Instruction → Copy out every line of the data exactly.

┌─ Recorded information

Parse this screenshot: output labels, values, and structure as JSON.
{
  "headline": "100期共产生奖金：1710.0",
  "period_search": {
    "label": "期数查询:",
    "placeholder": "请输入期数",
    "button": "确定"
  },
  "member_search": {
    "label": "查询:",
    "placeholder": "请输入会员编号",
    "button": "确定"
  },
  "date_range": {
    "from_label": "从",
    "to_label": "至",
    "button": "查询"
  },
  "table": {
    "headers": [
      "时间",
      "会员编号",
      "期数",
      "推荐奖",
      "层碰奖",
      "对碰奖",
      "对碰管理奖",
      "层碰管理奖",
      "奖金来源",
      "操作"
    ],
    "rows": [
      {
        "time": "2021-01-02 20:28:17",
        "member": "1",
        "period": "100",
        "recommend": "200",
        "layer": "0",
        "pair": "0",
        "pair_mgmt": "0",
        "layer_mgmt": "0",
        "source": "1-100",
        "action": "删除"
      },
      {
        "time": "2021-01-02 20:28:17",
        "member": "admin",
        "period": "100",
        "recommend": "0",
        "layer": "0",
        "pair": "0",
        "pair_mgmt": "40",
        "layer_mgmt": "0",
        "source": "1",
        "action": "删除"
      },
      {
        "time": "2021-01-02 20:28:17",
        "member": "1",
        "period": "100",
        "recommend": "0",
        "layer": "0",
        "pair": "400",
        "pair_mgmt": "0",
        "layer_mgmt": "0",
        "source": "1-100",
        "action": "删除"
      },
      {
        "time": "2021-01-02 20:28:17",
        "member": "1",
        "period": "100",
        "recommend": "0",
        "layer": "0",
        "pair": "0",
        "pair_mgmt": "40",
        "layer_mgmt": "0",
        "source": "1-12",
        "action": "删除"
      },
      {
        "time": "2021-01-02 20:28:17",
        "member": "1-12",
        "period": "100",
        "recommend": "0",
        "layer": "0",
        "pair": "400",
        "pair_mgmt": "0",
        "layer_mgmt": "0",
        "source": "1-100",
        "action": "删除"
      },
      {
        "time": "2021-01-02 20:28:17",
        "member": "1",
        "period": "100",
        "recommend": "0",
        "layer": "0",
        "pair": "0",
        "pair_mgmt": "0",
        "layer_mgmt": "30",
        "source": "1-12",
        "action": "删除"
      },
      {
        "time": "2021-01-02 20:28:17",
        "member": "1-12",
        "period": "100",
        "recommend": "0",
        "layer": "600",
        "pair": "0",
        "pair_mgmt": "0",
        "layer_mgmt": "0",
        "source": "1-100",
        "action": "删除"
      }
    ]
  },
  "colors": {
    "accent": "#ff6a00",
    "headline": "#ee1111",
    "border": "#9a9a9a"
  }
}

└─

Task solution →
Parse this screenshot: output labels, values, and structure as JSON.
{
  "headline": "100期共产生奖金：1710.0",
  "period_search": {
    "label": "期数查询:",
    "placeholder": "请输入期数",
    "button": "确定"
  },
  "member_search": {
    "label": "查询:",
    "placeholder": "请输入会员编号",
    "button": "确定"
  },
  "date_range": {
    "from_label": "从",
    "to_label": "至",
    "button": "查询"
  },
  "table": {
    "headers": [
      "时间",
      "会员编号",
      "期数",
      "推荐奖",
      "层碰奖",
      "对碰奖",
      "对碰管理奖",
      "层碰管理奖",
      "奖金来源",
      "操作"
    ],
    "rows": [
      {
        "time": "2021-01-02 20:28:17",
        "member": "1",
        "period": "100",
        "recommend": "200",
        "layer": "0",
        "pair": "0",
        "pair_mgmt": "0",
        "layer_mgmt": "0",
        "source": "1-100",
        "action": "删除"
      },
      {
        "time": "2021-01-02 20:28:17",
        "member": "admin",
        "period": "100",
        "recommend": "0",
        "layer": "0",
        "pair": "0",
        "pair_mgmt": "40",
        "layer_mgmt": "0",
        "source": "1",
        "action": "删除"
      },
      {
        "time": "2021-01-02 20:28:17",
        "member": "1",
        "period": "100",
        "recommend": "0",
        "layer": "0",
        "pair": "400",
        "pair_mgmt": "0",
        "layer_mgmt": "0",
        "source": "1-100",
        "action": "删除"
      },
      {
        "time": "2021-01-02 20:28:17",
        "member": "1",
        "period": "100",
        "recommend": "0",
        "layer": "0",
        "pair": "0",
        "pair_mgmt": "40",
        "layer_mgmt": "0",
        "source": "1-12",
        "action": "删除"
      },
      {
        "time": "2021-01-02 20:28:17",
        "member": "1-12",
        "period": "100",
        "recommend": "0",
        "layer": "0",
        "pair": "400",
        "pair_mgmt": "0",
        "layer_mgmt": "0",
        "source": "1-100",
        "action": "删除"
      },
      {
        "time": "2021-01-02 20:28:17",
        "member": "1",
        "period": "100",
        "recommend": "0",
        "layer": "0",
        "pair": "0",
        "pair_mgmt": "0",
        "layer_mgmt": "30",
        "source": "1-12",
        "action": "删除"
      },
      {
        "time": "2021-01-02 20:28:17",
        "member": "1-12",
        "period": "100",
        "recommend": "0",
        "layer": "600",
        "pair": "0",
        "pair_mgmt": "0",
        "layer_mgmt": "0",
        "source": "1-100",
        "action": "删除"
      }
    ]
  },
  "colors": {
    "accent": "#ff6a00",
    "headline": "#ee1111",
    "border": "#9a9a9a"
  }
}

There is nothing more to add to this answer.